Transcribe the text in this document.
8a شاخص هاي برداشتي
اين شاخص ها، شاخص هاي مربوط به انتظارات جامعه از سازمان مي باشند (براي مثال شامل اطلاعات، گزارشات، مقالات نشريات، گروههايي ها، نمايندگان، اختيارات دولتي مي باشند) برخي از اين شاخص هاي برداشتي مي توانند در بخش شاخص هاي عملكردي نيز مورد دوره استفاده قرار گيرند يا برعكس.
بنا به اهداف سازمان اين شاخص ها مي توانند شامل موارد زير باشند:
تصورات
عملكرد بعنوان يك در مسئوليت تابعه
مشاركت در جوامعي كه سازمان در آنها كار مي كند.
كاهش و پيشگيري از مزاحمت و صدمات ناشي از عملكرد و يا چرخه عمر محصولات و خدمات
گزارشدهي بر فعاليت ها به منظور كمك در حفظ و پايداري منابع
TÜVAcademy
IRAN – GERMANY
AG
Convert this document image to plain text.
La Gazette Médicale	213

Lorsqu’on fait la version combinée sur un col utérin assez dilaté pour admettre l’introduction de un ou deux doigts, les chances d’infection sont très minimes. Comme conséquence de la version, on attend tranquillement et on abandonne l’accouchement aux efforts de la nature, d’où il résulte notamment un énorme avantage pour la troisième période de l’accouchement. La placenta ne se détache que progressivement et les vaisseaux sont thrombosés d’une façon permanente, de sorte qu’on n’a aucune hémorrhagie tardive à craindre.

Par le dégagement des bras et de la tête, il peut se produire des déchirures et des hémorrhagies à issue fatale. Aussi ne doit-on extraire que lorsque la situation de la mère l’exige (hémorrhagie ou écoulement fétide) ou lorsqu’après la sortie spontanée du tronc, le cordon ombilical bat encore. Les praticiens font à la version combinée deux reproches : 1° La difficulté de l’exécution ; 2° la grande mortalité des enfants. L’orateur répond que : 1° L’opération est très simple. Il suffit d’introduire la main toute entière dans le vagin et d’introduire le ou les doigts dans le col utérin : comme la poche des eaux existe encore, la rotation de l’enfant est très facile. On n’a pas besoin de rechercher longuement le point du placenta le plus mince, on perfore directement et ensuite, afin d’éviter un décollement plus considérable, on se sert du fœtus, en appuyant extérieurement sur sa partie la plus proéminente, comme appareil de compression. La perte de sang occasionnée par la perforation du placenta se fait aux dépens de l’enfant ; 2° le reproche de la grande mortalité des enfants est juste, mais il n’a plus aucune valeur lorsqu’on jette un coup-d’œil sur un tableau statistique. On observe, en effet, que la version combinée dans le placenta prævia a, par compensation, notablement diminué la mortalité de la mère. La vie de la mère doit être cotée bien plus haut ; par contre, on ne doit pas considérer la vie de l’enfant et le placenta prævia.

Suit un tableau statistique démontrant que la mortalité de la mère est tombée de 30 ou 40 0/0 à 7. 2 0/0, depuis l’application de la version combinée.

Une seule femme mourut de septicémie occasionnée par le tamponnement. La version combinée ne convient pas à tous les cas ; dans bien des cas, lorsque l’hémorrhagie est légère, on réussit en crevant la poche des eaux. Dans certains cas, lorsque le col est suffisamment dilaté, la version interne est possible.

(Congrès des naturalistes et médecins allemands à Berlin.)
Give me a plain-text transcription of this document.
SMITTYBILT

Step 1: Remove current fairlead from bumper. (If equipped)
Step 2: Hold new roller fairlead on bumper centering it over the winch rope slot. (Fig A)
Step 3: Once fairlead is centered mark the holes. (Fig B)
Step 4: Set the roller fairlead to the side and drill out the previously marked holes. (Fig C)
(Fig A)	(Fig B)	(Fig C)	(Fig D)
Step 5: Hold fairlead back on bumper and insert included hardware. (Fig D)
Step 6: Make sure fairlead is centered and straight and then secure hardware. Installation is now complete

____

◆ WHAT IS REQUIRED
Report each line of the material above where the word "Hold" appears.

◆ TASK OUTPUT
Step 2: Hold new roller fairlead on bumper centering it over the winch rope slot. (Fig A)
Step 5: Hold fairlead back on bumper and insert included hardware. (Fig D)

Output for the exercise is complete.